Stored data:
## start

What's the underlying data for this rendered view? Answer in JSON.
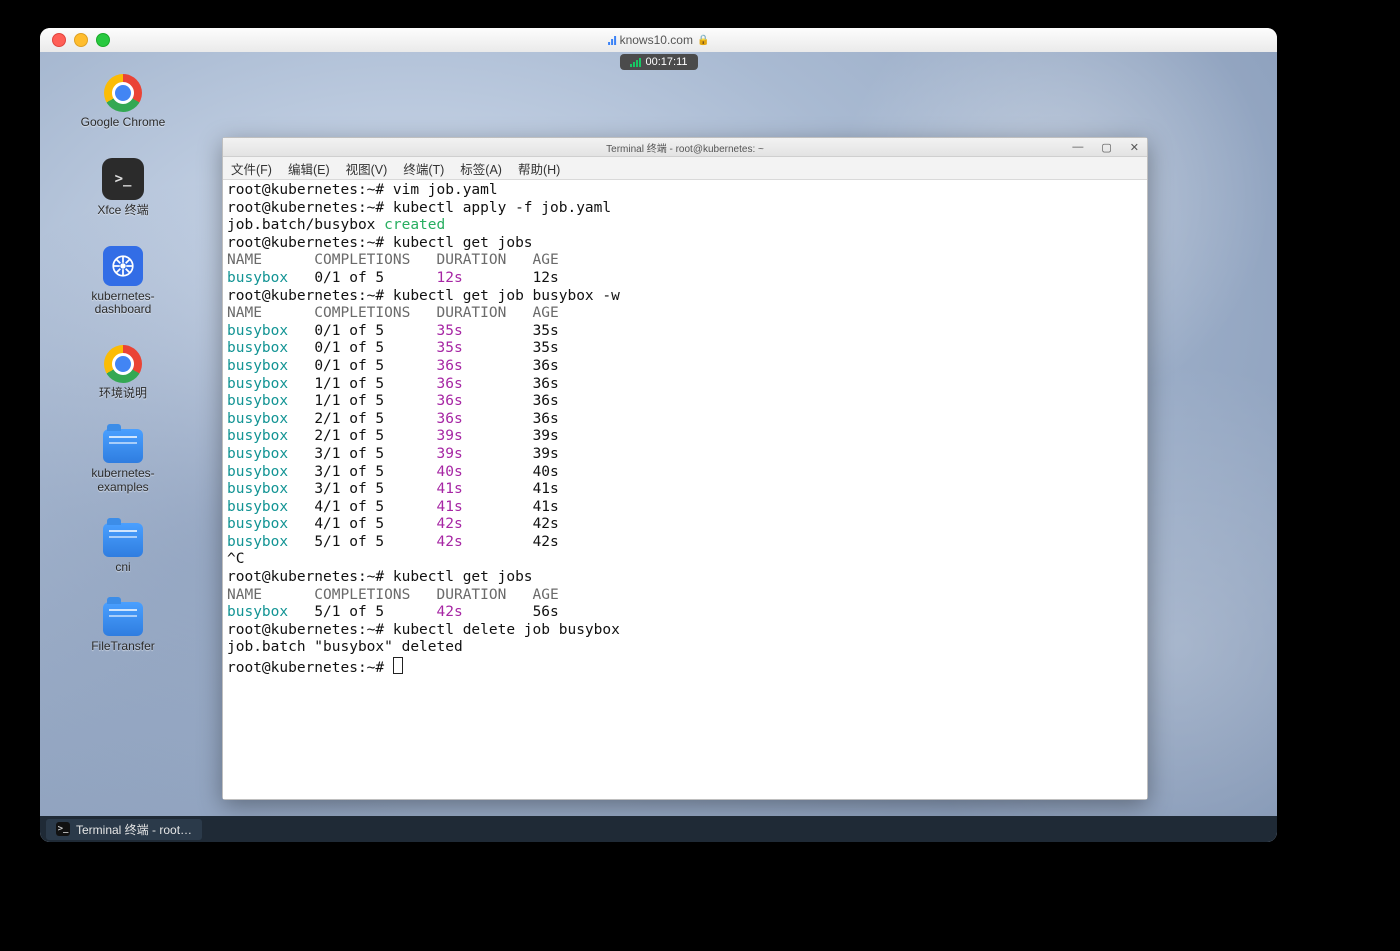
{
  "mac": {
    "address": "knows10.com",
    "timer": "00:17:11"
  },
  "desktop_icons": [
    {
      "name": "google-chrome",
      "label": "Google Chrome"
    },
    {
      "name": "xfce-terminal",
      "label": "Xfce 终端"
    },
    {
      "name": "k8s-dashboard",
      "label": "kubernetes-\ndashboard"
    },
    {
      "name": "env-readme",
      "label": "环境说明"
    },
    {
      "name": "k8s-examples",
      "label": "kubernetes-\nexamples"
    },
    {
      "name": "cni",
      "label": "cni"
    },
    {
      "name": "file-transfer",
      "label": "FileTransfer"
    }
  ],
  "taskbar": {
    "item": "Terminal 终端 - root…"
  },
  "term": {
    "title": "Terminal 终端 - root@kubernetes: ~",
    "menu": [
      "文件(F)",
      "编辑(E)",
      "视图(V)",
      "终端(T)",
      "标签(A)",
      "帮助(H)"
    ],
    "prompt": "root@kubernetes:~# ",
    "cmds": {
      "vim": "vim job.yaml",
      "apply": "kubectl apply -f job.yaml",
      "applied_prefix": "job.batch/busybox ",
      "applied_word": "created",
      "getjobs": "kubectl get jobs",
      "watch": "kubectl get job busybox -w",
      "ctrlc": "^C",
      "delete": "kubectl delete job busybox",
      "deleted": "job.batch \"busybox\" deleted"
    },
    "header": {
      "name": "NAME",
      "comp": "COMPLETIONS",
      "dur": "DURATION",
      "age": "AGE"
    },
    "row1": {
      "name": "busybox",
      "comp": "0/1 of 5",
      "dur": "12s",
      "age": "12s"
    },
    "watch_rows": [
      {
        "name": "busybox",
        "comp": "0/1 of 5",
        "dur": "35s",
        "age": "35s"
      },
      {
        "name": "busybox",
        "comp": "0/1 of 5",
        "dur": "35s",
        "age": "35s"
      },
      {
        "name": "busybox",
        "comp": "0/1 of 5",
        "dur": "36s",
        "age": "36s"
      },
      {
        "name": "busybox",
        "comp": "1/1 of 5",
        "dur": "36s",
        "age": "36s"
      },
      {
        "name": "busybox",
        "comp": "1/1 of 5",
        "dur": "36s",
        "age": "36s"
      },
      {
        "name": "busybox",
        "comp": "2/1 of 5",
        "dur": "36s",
        "age": "36s"
      },
      {
        "name": "busybox",
        "comp": "2/1 of 5",
        "dur": "39s",
        "age": "39s"
      },
      {
        "name": "busybox",
        "comp": "3/1 of 5",
        "dur": "39s",
        "age": "39s"
      },
      {
        "name": "busybox",
        "comp": "3/1 of 5",
        "dur": "40s",
        "age": "40s"
      },
      {
        "name": "busybox",
        "comp": "3/1 of 5",
        "dur": "41s",
        "age": "41s"
      },
      {
        "name": "busybox",
        "comp": "4/1 of 5",
        "dur": "41s",
        "age": "41s"
      },
      {
        "name": "busybox",
        "comp": "4/1 of 5",
        "dur": "42s",
        "age": "42s"
      },
      {
        "name": "busybox",
        "comp": "5/1 of 5",
        "dur": "42s",
        "age": "42s"
      }
    ],
    "row_final": {
      "name": "busybox",
      "comp": "5/1 of 5",
      "dur": "42s",
      "age": "56s"
    }
  }
}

## end

REQUIRED WORK
All lines holding the word "root" should be picked out and copied.

ANSWER
    "item": "Terminal 终端 - root…"
    "title": "Terminal 终端 - root@kubernetes: ~",
    "prompt": "root@kubernetes:~# ",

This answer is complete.